(Items from a dataset)
* * * * * * *

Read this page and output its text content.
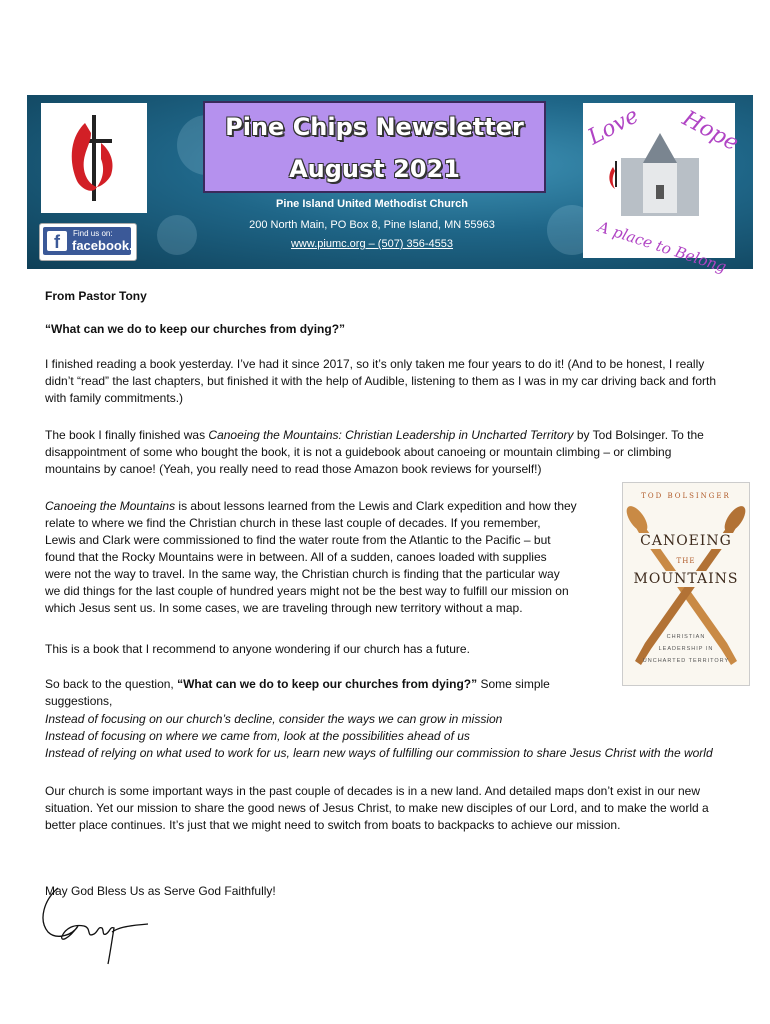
f	Find us on:
facebook.
Pine Chips Newsletter
August 2021
Pine Island United Methodist Church
200 North Main, PO Box 8, Pine Island, MN 55963
www.piumc.org – (507) 356-4553
Love Hope
A place to Belong
From Pastor Tony
“What can we do to keep our churches from dying?”

I finished reading a book yesterday. I’ve had it since 2017, so it’s only taken me four years to do it! (And to be honest, I really didn’t “read” the last chapters, but finished it with the help of Audible, listening to them as I was in my car driving back and forth with family commitments.)

The book I finally finished was Canoeing the Mountains: Christian Leadership in Uncharted Territory by Tod Bolsinger. To the disappointment of some who bought the book, it is not a guidebook about canoeing or mountain climbing – or climbing mountains by canoe! (Yeah, you really need to read those Amazon book reviews for yourself!)

Canoeing the Mountains is about lessons learned from the Lewis and Clark expedition and how they
relate to where we find the Christian church in these last couple of decades. If you remember,
Lewis and Clark were commissioned to find the water route from the Atlantic to the Pacific – but
found that the Rocky Mountains were in between. All of a sudden, canoes loaded with supplies
were not the way to travel. In the same way, the Christian church is finding that the particular way
we did things for the last couple of hundred years might not be the best way to fulfill our mission on
which Jesus sent us. In some cases, we are traveling through new territory without a map.
This is a book that I recommend to anyone wondering if our church has a future.
So back to the question, “What can we do to keep our churches from dying?” Some simple
suggestions,
Instead of focusing on our church’s decline, consider the ways we can grow in mission
Instead of focusing on where we came from, look at the possibilities ahead of us
Instead of relying on what used to work for us, learn new ways of fulfilling our commission to share Jesus Christ with the world

Our church is some important ways in the past couple of decades is in a new land. And detailed maps don’t exist in our new situation. Yet our mission to share the good news of Jesus Christ, to make new disciples of our Lord, and to make the world a better place continues. It’s just that we might need to switch from boats to backpacks to achieve our mission.

May God Bless Us as Serve God Faithfully!
TOD BOLSINGER
CANOEING
THE
MOUNTAINS
CHRISTIAN
LEADERSHIP IN
UNCHARTED TERRITORY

* * * * * * *

Count the lines that hold the string "Clark" and state that number alone.

▶ _EXPECTED ANSWER_: 2